STATED GOAL — Transcribe the material exactly. Images do not belong in the copy.

RECORDS SHOWN —
┏━━

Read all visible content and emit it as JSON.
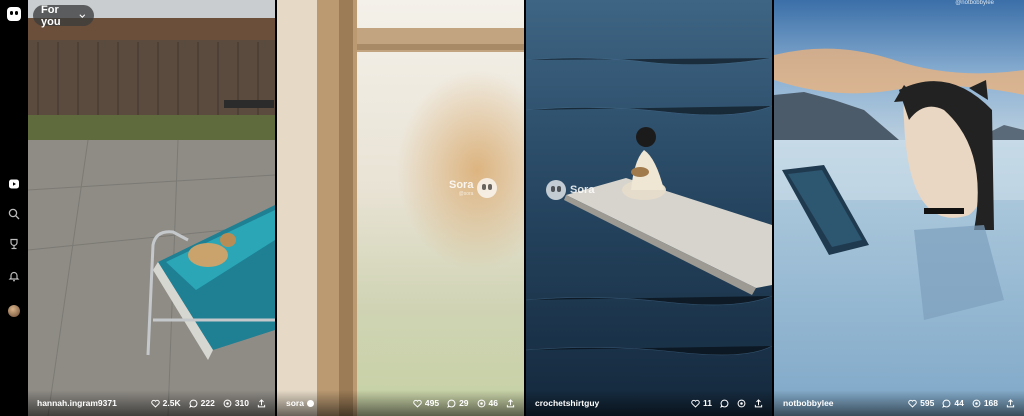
{
  "filter": {
    "label": "For you"
  },
  "rail": {
    "icons": [
      "app-logo",
      "home-icon",
      "search-icon",
      "trophy-icon",
      "bell-icon",
      "avatar"
    ]
  },
  "cards": [
    {
      "author": "hannah.ingram9371",
      "verified": false,
      "likes": "2.5K",
      "comments": "222",
      "remixes": "310"
    },
    {
      "author": "sora",
      "verified": true,
      "likes": "495",
      "comments": "29",
      "remixes": "46",
      "watermark": "Sora",
      "watermark_sub": "@sora"
    },
    {
      "author": "crochetshirtguy",
      "verified": false,
      "likes": "11",
      "comments": "",
      "remixes": "",
      "watermark": "Sora"
    },
    {
      "author": "notbobbylee",
      "verified": false,
      "likes": "595",
      "comments": "44",
      "remixes": "168",
      "top_handle": "@notbobbylee"
    }
  ]
}
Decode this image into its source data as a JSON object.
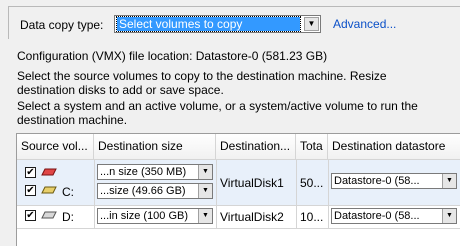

┗━━

ANSWER FOR THE TASK —
Read all visible content and emit it as JSON.
{
  "filter": {
    "label": "For you"
  },
  "rail": {
    "icons": [
      "app-logo",
      "home-icon",
      "search-icon",
      "trophy-icon",
      "bell-icon",
      "avatar"
    ]
  },
  "cards": [
    {
      "author": "hannah.ingram9371",
      "verified": false,
      "likes": "2.5K",
      "comments": "222",
      "remixes": "310"
    },
    {
      "author": "sora",
      "verified": true,
      "likes": "495",
      "comments": "29",
      "remixes": "46",
      "watermark": "Sora",
      "watermark_sub": "@sora"
    },
    {
      "author": "crochetshirtguy",
      "verified": false,
      "likes": "11",
      "comments": "",
      "remixes": "",
      "watermark": "Sora"
    },
    {
      "author": "notbobbylee",
      "verified": false,
      "likes": "595",
      "comments": "44",
      "remixes": "168",
      "top_handle": "@notbobbylee"
    }
  ]
}
Decode this image into its source data as a JSON object.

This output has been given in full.